# SHORT PROBLEM
Transcribe the full listing below exactly.

# ENTRIES
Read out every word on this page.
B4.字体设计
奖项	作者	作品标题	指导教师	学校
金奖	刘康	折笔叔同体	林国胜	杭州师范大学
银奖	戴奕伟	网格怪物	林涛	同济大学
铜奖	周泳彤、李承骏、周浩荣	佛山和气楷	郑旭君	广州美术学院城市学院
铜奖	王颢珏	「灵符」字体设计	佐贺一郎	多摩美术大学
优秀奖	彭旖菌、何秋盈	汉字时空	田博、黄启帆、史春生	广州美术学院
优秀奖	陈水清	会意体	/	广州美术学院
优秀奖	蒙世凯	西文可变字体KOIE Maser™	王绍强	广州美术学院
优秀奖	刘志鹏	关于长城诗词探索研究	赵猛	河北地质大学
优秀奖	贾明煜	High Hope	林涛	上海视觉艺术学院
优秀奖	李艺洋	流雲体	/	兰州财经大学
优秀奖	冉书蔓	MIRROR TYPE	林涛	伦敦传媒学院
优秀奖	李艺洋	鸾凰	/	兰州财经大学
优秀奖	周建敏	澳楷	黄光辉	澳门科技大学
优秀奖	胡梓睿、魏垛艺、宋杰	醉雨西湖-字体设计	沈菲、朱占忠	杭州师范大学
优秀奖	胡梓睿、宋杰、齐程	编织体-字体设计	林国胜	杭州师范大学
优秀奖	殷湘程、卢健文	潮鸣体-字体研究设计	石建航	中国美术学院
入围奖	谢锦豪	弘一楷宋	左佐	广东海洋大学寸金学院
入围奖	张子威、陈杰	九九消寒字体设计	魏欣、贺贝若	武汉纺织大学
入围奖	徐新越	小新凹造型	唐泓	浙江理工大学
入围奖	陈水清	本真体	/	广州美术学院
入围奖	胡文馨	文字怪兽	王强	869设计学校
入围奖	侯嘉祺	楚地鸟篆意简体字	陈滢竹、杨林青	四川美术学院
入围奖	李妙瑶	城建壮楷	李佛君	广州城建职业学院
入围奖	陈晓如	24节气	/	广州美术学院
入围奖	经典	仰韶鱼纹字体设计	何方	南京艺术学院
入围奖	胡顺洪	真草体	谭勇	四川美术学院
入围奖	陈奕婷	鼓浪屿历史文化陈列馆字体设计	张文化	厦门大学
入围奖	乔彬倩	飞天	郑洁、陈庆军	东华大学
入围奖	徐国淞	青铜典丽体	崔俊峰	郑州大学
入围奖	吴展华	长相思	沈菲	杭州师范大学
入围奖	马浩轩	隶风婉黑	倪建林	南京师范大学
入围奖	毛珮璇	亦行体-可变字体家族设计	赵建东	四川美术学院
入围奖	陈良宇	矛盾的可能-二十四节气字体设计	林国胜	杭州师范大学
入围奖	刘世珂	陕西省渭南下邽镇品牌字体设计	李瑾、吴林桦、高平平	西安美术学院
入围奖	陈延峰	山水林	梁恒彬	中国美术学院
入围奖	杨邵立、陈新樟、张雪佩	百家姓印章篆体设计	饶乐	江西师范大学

# THE RESPONSE
Read out every word on this page.
B4.字体设计
奖项	作者	作品标题	指导教师	学校
金奖	刘康	折笔叔同体	林国胜	杭州师范大学
银奖	戴奕伟	网格怪物	林涛	同济大学
铜奖	周泳彤、李承骏、周浩荣	佛山和气楷	郑旭君	广州美术学院城市学院
铜奖	王颢珏	「灵符」字体设计	佐贺一郎	多摩美术大学
优秀奖	彭旖菌、何秋盈	汉字时空	田博、黄启帆、史春生	广州美术学院
优秀奖	陈水清	会意体	/	广州美术学院
优秀奖	蒙世凯	西文可变字体KOIE Maser™	王绍强	广州美术学院
优秀奖	刘志鹏	关于长城诗词探索研究	赵猛	河北地质大学
优秀奖	贾明煜	High Hope	林涛	上海视觉艺术学院
优秀奖	李艺洋	流雲体	/	兰州财经大学
优秀奖	冉书蔓	MIRROR TYPE	林涛	伦敦传媒学院
优秀奖	李艺洋	鸾凰	/	兰州财经大学
优秀奖	周建敏	澳楷	黄光辉	澳门科技大学
优秀奖	胡梓睿、魏垛艺、宋杰	醉雨西湖-字体设计	沈菲、朱占忠	杭州师范大学
优秀奖	胡梓睿、宋杰、齐程	编织体-字体设计	林国胜	杭州师范大学
优秀奖	殷湘程、卢健文	潮鸣体-字体研究设计	石建航	中国美术学院
入围奖	谢锦豪	弘一楷宋	左佐	广东海洋大学寸金学院
入围奖	张子威、陈杰	九九消寒字体设计	魏欣、贺贝若	武汉纺织大学
入围奖	徐新越	小新凹造型	唐泓	浙江理工大学
入围奖	陈水清	本真体	/	广州美术学院
入围奖	胡文馨	文字怪兽	王强	869设计学校
入围奖	侯嘉祺	楚地鸟篆意简体字	陈滢竹、杨林青	四川美术学院
入围奖	李妙瑶	城建壮楷	李佛君	广州城建职业学院
入围奖	陈晓如	24节气	/	广州美术学院
入围奖	经典	仰韶鱼纹字体设计	何方	南京艺术学院
入围奖	胡顺洪	真草体	谭勇	四川美术学院
入围奖	陈奕婷	鼓浪屿历史文化陈列馆字体设计	张文化	厦门大学
入围奖	乔彬倩	飞天	郑洁、陈庆军	东华大学
入围奖	徐国淞	青铜典丽体	崔俊峰	郑州大学
入围奖	吴展华	长相思	沈菲	杭州师范大学
入围奖	马浩轩	隶风婉黑	倪建林	南京师范大学
入围奖	毛珮璇	亦行体-可变字体家族设计	赵建东	四川美术学院
入围奖	陈良宇	矛盾的可能-二十四节气字体设计	林国胜	杭州师范大学
入围奖	刘世珂	陕西省渭南下邽镇品牌字体设计	李瑾、吴林桦、高平平	西安美术学院
入围奖	陈延峰	山水林	梁恒彬	中国美术学院
入围奖	杨邵立、陈新樟、张雪佩	百家姓印章篆体设计	饶乐	江西师范大学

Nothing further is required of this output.